Stored records
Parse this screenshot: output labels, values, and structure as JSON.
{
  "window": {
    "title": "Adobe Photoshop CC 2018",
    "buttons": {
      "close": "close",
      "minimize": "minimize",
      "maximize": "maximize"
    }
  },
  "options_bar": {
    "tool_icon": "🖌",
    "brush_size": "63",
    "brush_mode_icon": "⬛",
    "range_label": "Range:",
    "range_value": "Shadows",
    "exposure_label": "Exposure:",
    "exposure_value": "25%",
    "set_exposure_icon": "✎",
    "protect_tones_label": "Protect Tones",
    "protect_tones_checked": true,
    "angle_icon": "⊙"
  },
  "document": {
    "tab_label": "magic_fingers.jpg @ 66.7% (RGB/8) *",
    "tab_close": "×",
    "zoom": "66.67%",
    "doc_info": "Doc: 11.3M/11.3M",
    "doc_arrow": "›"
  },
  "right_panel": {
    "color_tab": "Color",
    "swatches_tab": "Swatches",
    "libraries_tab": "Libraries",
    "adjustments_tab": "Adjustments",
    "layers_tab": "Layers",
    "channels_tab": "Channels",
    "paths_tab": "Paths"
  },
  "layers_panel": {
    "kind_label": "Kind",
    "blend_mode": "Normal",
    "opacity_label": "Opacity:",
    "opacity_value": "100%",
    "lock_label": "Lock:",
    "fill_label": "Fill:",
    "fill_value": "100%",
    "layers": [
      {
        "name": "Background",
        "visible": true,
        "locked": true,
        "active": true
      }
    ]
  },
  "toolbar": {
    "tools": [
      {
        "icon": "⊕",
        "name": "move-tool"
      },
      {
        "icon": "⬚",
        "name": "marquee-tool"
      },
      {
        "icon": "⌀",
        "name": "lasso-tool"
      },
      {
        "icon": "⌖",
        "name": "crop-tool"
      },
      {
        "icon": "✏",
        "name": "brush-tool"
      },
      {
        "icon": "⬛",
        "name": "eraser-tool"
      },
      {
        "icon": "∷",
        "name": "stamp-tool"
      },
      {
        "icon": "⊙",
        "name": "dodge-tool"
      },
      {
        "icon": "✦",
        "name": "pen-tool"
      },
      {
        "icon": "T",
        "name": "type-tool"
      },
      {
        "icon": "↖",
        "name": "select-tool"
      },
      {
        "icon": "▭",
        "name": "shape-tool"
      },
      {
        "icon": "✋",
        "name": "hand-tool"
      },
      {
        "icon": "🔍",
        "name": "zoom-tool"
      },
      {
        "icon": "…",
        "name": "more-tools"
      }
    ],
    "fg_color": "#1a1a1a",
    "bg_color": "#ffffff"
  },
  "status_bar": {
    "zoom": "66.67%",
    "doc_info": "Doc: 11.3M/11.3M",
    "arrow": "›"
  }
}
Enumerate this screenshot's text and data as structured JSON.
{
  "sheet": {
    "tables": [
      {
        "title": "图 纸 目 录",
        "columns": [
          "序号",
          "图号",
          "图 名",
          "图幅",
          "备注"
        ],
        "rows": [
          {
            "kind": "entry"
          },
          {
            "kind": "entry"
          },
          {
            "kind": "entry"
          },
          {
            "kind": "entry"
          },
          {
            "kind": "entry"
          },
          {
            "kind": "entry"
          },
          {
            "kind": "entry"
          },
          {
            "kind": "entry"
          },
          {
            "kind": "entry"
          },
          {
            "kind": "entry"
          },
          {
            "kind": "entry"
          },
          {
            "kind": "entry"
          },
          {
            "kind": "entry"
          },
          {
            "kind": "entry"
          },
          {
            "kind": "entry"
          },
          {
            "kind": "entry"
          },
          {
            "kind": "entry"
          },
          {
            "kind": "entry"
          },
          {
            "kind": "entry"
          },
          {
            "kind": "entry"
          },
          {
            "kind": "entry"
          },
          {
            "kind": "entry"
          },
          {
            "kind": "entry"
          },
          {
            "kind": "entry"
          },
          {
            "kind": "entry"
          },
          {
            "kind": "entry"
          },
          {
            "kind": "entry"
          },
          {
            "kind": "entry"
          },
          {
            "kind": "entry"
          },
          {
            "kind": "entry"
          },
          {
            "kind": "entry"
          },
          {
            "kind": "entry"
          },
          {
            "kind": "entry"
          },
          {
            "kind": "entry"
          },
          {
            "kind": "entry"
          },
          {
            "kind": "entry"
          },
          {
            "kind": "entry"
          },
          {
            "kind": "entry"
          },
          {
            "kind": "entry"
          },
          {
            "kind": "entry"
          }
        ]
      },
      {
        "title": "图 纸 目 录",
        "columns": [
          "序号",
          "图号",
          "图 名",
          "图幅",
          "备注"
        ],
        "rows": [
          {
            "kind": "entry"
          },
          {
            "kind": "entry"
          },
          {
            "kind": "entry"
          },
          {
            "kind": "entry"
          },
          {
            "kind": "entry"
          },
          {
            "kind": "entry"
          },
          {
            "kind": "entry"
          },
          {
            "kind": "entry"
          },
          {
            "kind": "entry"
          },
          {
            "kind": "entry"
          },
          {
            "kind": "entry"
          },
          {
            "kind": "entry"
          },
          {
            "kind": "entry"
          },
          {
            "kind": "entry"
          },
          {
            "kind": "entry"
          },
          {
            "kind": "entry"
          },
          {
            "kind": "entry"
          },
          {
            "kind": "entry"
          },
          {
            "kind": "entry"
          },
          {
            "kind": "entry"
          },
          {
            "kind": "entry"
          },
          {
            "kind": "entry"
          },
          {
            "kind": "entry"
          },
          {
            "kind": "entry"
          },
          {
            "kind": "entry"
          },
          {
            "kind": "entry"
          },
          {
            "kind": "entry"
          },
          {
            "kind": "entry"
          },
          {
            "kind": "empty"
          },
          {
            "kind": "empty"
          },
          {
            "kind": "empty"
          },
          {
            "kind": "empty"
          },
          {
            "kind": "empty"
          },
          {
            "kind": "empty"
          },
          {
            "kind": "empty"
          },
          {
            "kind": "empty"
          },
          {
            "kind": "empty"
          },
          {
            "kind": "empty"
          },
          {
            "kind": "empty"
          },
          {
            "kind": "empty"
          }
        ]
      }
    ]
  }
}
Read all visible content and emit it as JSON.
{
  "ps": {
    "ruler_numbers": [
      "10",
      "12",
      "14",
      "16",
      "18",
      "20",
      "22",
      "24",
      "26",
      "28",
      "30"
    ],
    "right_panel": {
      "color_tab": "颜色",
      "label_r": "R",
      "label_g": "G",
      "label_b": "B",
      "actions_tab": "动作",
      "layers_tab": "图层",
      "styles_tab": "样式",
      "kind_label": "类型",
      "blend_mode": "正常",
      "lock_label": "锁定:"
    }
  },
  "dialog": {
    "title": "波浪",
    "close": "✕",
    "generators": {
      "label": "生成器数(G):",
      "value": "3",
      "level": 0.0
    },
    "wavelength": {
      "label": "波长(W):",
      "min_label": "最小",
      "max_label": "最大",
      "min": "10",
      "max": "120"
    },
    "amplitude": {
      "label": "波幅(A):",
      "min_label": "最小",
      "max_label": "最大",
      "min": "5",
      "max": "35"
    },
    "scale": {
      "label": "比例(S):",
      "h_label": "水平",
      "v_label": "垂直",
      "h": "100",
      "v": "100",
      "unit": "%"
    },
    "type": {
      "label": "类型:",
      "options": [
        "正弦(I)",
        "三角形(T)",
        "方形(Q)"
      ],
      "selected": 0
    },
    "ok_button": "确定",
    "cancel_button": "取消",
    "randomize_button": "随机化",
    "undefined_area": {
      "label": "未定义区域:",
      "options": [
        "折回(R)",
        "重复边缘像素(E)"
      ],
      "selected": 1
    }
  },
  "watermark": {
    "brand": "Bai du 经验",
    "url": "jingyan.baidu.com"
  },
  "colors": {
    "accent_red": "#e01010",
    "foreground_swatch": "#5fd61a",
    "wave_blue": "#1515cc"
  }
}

Task instructions
Return all of the data word for word.

Task response
Parse this screenshot: output labels, values, and structure as JSON.
{
  "window": {
    "title": "Adobe Photoshop CC 2018",
    "buttons": {
      "close": "close",
      "minimize": "minimize",
      "maximize": "maximize"
    }
  },
  "options_bar": {
    "tool_icon": "🖌",
    "brush_size": "63",
    "brush_mode_icon": "⬛",
    "range_label": "Range:",
    "range_value": "Shadows",
    "exposure_label": "Exposure:",
    "exposure_value": "25%",
    "set_exposure_icon": "✎",
    "protect_tones_label": "Protect Tones",
    "protect_tones_checked": true,
    "angle_icon": "⊙"
  },
  "document": {
    "tab_label": "magic_fingers.jpg @ 66.7% (RGB/8) *",
    "tab_close": "×",
    "zoom": "66.67%",
    "doc_info": "Doc: 11.3M/11.3M",
    "doc_arrow": "›"
  },
  "right_panel": {
    "color_tab": "Color",
    "swatches_tab": "Swatches",
    "libraries_tab": "Libraries",
    "adjustments_tab": "Adjustments",
    "layers_tab": "Layers",
    "channels_tab": "Channels",
    "paths_tab": "Paths"
  },
  "layers_panel": {
    "kind_label": "Kind",
    "blend_mode": "Normal",
    "opacity_label": "Opacity:",
    "opacity_value": "100%",
    "lock_label": "Lock:",
    "fill_label": "Fill:",
    "fill_value": "100%",
    "layers": [
      {
        "name": "Background",
        "visible": true,
        "locked": true,
        "active": true
      }
    ]
  },
  "toolbar": {
    "tools": [
      {
        "icon": "⊕",
        "name": "move-tool"
      },
      {
        "icon": "⬚",
        "name": "marquee-tool"
      },
      {
        "icon": "⌀",
        "name": "lasso-tool"
      },
      {
        "icon": "⌖",
        "name": "crop-tool"
      },
      {
        "icon": "✏",
        "name": "brush-tool"
      },
      {
        "icon": "⬛",
        "name": "eraser-tool"
      },
      {
        "icon": "∷",
        "name": "stamp-tool"
      },
      {
        "icon": "⊙",
        "name": "dodge-tool"
      },
      {
        "icon": "✦",
        "name": "pen-tool"
      },
      {
        "icon": "T",
        "name": "type-tool"
      },
      {
        "icon": "↖",
        "name": "select-tool"
      },
      {
        "icon": "▭",
        "name": "shape-tool"
      },
      {
        "icon": "✋",
        "name": "hand-tool"
      },
      {
        "icon": "🔍",
        "name": "zoom-tool"
      },
      {
        "icon": "…",
        "name": "more-tools"
      }
    ],
    "fg_color": "#1a1a1a",
    "bg_color": "#ffffff"
  },
  "status_bar": {
    "zoom": "66.67%",
    "doc_info": "Doc: 11.3M/11.3M",
    "arrow": "›"
  }
}
Enumerate this screenshot's text and data as structured JSON.
{
  "sheet": {
    "tables": [
      {
        "title": "图 纸 目 录",
        "columns": [
          "序号",
          "图号",
          "图 名",
          "图幅",
          "备注"
        ],
        "rows": [
          {
            "kind": "entry"
          },
          {
            "kind": "entry"
          },
          {
            "kind": "entry"
          },
          {
            "kind": "entry"
          },
          {
            "kind": "entry"
          },
          {
            "kind": "entry"
          },
          {
            "kind": "entry"
          },
          {
            "kind": "entry"
          },
          {
            "kind": "entry"
          },
          {
            "kind": "entry"
          },
          {
            "kind": "entry"
          },
          {
            "kind": "entry"
          },
          {
            "kind": "entry"
          },
          {
            "kind": "entry"
          },
          {
            "kind": "entry"
          },
          {
            "kind": "entry"
          },
          {
            "kind": "entry"
          },
          {
            "kind": "entry"
          },
          {
            "kind": "entry"
          },
          {
            "kind": "entry"
          },
          {
            "kind": "entry"
          },
          {
            "kind": "entry"
          },
          {
            "kind": "entry"
          },
          {
            "kind": "entry"
          },
          {
            "kind": "entry"
          },
          {
            "kind": "entry"
          },
          {
            "kind": "entry"
          },
          {
            "kind": "entry"
          },
          {
            "kind": "entry"
          },
          {
            "kind": "entry"
          },
          {
            "kind": "entry"
          },
          {
            "kind": "entry"
          },
          {
            "kind": "entry"
          },
          {
            "kind": "entry"
          },
          {
            "kind": "entry"
          },
          {
            "kind": "entry"
          },
          {
            "kind": "entry"
          },
          {
            "kind": "entry"
          },
          {
            "kind": "entry"
          },
          {
            "kind": "entry"
          }
        ]
      },
      {
        "title": "图 纸 目 录",
        "columns": [
          "序号",
          "图号",
          "图 名",
          "图幅",
          "备注"
        ],
        "rows": [
          {
            "kind": "entry"
          },
          {
            "kind": "entry"
          },
          {
            "kind": "entry"
          },
          {
            "kind": "entry"
          },
          {
            "kind": "entry"
          },
          {
            "kind": "entry"
          },
          {
            "kind": "entry"
          },
          {
            "kind": "entry"
          },
          {
            "kind": "entry"
          },
          {
            "kind": "entry"
          },
          {
            "kind": "entry"
          },
          {
            "kind": "entry"
          },
          {
            "kind": "entry"
          },
          {
            "kind": "entry"
          },
          {
            "kind": "entry"
          },
          {
            "kind": "entry"
          },
          {
            "kind": "entry"
          },
          {
            "kind": "entry"
          },
          {
            "kind": "entry"
          },
          {
            "kind": "entry"
          },
          {
            "kind": "entry"
          },
          {
            "kind": "entry"
          },
          {
            "kind": "entry"
          },
          {
            "kind": "entry"
          },
          {
            "kind": "entry"
          },
          {
            "kind": "entry"
          },
          {
            "kind": "entry"
          },
          {
            "kind": "entry"
          },
          {
            "kind": "empty"
          },
          {
            "kind": "empty"
          },
          {
            "kind": "empty"
          },
          {
            "kind": "empty"
          },
          {
            "kind": "empty"
          },
          {
            "kind": "empty"
          },
          {
            "kind": "empty"
          },
          {
            "kind": "empty"
          },
          {
            "kind": "empty"
          },
          {
            "kind": "empty"
          },
          {
            "kind": "empty"
          },
          {
            "kind": "empty"
          }
        ]
      }
    ]
  }
}
Read all visible content and emit it as JSON.
{
  "ps": {
    "ruler_numbers": [
      "10",
      "12",
      "14",
      "16",
      "18",
      "20",
      "22",
      "24",
      "26",
      "28",
      "30"
    ],
    "right_panel": {
      "color_tab": "颜色",
      "label_r": "R",
      "label_g": "G",
      "label_b": "B",
      "actions_tab": "动作",
      "layers_tab": "图层",
      "styles_tab": "样式",
      "kind_label": "类型",
      "blend_mode": "正常",
      "lock_label": "锁定:"
    }
  },
  "dialog": {
    "title": "波浪",
    "close": "✕",
    "generators": {
      "label": "生成器数(G):",
      "value": "3",
      "level": 0.0
    },
    "wavelength": {
      "label": "波长(W):",
      "min_label": "最小",
      "max_label": "最大",
      "min": "10",
      "max": "120"
    },
    "amplitude": {
      "label": "波幅(A):",
      "min_label": "最小",
      "max_label": "最大",
      "min": "5",
      "max": "35"
    },
    "scale": {
      "label": "比例(S):",
      "h_label": "水平",
      "v_label": "垂直",
      "h": "100",
      "v": "100",
      "unit": "%"
    },
    "type": {
      "label": "类型:",
      "options": [
        "正弦(I)",
        "三角形(T)",
        "方形(Q)"
      ],
      "selected": 0
    },
    "ok_button": "确定",
    "cancel_button": "取消",
    "randomize_button": "随机化",
    "undefined_area": {
      "label": "未定义区域:",
      "options": [
        "折回(R)",
        "重复边缘像素(E)"
      ],
      "selected": 1
    }
  },
  "watermark": {
    "brand": "Bai du 经验",
    "url": "jingyan.baidu.com"
  },
  "colors": {
    "accent_red": "#e01010",
    "foreground_swatch": "#5fd61a",
    "wave_blue": "#1515cc"
  }
}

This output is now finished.